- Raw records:
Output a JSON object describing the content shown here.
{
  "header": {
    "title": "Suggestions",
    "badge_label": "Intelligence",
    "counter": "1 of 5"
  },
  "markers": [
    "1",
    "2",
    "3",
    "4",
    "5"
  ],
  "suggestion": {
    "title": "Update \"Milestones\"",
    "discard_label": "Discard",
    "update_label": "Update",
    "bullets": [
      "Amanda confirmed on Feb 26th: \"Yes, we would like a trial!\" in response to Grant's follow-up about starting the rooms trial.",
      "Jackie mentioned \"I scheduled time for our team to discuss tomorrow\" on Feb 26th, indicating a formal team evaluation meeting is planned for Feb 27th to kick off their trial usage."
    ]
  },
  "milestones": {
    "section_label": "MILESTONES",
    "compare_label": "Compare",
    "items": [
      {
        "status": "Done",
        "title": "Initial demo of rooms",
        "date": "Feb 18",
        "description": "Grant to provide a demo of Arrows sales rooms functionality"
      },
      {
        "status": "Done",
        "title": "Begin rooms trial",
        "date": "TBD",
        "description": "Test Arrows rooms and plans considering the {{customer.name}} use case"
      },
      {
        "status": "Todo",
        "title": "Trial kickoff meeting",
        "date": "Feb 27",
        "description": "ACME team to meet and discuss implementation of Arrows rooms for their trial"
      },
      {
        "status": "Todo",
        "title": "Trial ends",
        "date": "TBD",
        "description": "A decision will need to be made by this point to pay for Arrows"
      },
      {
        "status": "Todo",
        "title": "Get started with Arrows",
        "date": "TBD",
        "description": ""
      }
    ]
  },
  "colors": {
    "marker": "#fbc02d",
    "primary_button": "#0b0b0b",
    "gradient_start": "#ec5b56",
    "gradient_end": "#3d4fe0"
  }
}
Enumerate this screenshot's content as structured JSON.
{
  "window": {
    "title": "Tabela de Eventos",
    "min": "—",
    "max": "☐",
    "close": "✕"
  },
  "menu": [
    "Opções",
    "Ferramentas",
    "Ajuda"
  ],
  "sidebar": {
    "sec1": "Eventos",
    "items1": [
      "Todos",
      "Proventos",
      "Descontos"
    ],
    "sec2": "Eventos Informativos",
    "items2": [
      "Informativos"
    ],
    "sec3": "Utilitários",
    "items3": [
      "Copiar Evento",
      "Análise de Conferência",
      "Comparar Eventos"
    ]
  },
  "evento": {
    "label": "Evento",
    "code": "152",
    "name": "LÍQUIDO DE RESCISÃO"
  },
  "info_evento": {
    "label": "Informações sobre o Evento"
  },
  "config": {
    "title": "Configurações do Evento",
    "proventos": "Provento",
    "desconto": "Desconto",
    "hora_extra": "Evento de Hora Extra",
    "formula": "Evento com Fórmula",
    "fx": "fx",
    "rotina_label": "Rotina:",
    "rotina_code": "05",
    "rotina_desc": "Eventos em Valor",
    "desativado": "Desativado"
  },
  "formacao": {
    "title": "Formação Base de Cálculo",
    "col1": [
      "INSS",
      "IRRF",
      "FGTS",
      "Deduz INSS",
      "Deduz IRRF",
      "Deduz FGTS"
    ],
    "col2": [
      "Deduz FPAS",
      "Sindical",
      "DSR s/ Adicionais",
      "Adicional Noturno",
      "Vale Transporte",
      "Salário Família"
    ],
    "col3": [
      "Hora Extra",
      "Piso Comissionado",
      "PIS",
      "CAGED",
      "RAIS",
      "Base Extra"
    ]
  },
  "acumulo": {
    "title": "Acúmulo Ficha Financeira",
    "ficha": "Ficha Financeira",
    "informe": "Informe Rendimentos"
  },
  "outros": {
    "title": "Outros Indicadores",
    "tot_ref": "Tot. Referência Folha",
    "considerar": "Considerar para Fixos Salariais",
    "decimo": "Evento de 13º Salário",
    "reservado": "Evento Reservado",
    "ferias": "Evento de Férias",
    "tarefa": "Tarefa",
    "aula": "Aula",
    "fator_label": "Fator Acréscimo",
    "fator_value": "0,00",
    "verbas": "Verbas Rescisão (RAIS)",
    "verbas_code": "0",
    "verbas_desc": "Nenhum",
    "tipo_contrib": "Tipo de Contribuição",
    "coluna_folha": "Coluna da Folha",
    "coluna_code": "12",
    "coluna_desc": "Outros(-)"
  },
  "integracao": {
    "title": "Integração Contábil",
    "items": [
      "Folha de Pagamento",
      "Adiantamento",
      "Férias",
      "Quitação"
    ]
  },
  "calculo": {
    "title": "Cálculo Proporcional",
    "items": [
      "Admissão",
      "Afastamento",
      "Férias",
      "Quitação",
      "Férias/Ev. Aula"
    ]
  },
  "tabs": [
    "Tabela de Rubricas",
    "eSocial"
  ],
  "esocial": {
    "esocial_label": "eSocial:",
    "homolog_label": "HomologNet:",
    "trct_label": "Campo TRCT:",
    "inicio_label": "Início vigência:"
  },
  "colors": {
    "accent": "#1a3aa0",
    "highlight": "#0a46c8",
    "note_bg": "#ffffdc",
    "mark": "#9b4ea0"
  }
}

- Requirements: Select all lines in the listing that include the word "Base".

- Reply to the exercise:
    "title": "Formação Base de Cálculo",
      "Base Extra"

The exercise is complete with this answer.